▸ OBJECTIVE
Copy exactly the last part of the entries, starting from the line with "What's the underlying" and including the final line.
^^^^^^^^^^^^^^^^
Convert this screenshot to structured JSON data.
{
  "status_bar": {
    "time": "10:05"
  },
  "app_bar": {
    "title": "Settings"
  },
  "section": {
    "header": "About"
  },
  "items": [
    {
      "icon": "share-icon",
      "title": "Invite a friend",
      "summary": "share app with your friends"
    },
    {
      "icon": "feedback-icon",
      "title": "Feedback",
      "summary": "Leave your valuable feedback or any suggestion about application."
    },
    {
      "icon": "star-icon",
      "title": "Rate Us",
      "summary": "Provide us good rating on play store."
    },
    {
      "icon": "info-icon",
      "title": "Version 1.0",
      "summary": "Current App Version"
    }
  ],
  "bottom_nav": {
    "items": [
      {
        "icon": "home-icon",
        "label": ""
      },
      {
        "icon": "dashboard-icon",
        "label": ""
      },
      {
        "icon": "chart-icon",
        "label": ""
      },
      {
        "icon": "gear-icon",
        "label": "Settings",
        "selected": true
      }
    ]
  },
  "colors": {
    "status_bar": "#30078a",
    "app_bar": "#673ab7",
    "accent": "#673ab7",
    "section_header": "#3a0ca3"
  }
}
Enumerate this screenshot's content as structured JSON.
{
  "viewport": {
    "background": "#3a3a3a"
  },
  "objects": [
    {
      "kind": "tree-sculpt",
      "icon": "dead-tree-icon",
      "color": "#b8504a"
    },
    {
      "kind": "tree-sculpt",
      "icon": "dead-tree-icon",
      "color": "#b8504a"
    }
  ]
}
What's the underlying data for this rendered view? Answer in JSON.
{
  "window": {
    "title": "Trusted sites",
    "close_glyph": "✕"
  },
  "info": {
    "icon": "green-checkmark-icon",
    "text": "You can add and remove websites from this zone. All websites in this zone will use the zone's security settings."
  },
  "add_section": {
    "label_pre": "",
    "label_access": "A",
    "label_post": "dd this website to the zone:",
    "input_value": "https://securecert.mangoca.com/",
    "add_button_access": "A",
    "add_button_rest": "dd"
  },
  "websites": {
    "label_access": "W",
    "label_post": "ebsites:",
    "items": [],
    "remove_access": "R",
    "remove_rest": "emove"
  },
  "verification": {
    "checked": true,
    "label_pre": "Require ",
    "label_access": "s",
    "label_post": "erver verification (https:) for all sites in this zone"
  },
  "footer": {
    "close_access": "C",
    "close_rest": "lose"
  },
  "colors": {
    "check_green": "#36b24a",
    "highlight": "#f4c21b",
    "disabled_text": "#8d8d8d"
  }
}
^^^^^^^^^^^^^^^^
▸ RESULT OF THE TASK
What's the underlying data for this rendered view? Answer in JSON.
{
  "window": {
    "title": "Trusted sites",
    "close_glyph": "✕"
  },
  "info": {
    "icon": "green-checkmark-icon",
    "text": "You can add and remove websites from this zone. All websites in this zone will use the zone's security settings."
  },
  "add_section": {
    "label_pre": "",
    "label_access": "A",
    "label_post": "dd this website to the zone:",
    "input_value": "https://securecert.mangoca.com/",
    "add_button_access": "A",
    "add_button_rest": "dd"
  },
  "websites": {
    "label_access": "W",
    "label_post": "ebsites:",
    "items": [],
    "remove_access": "R",
    "remove_rest": "emove"
  },
  "verification": {
    "checked": true,
    "label_pre": "Require ",
    "label_access": "s",
    "label_post": "erver verification (https:) for all sites in this zone"
  },
  "footer": {
    "close_access": "C",
    "close_rest": "lose"
  },
  "colors": {
    "check_green": "#36b24a",
    "highlight": "#f4c21b",
    "disabled_text": "#8d8d8d"
  }
}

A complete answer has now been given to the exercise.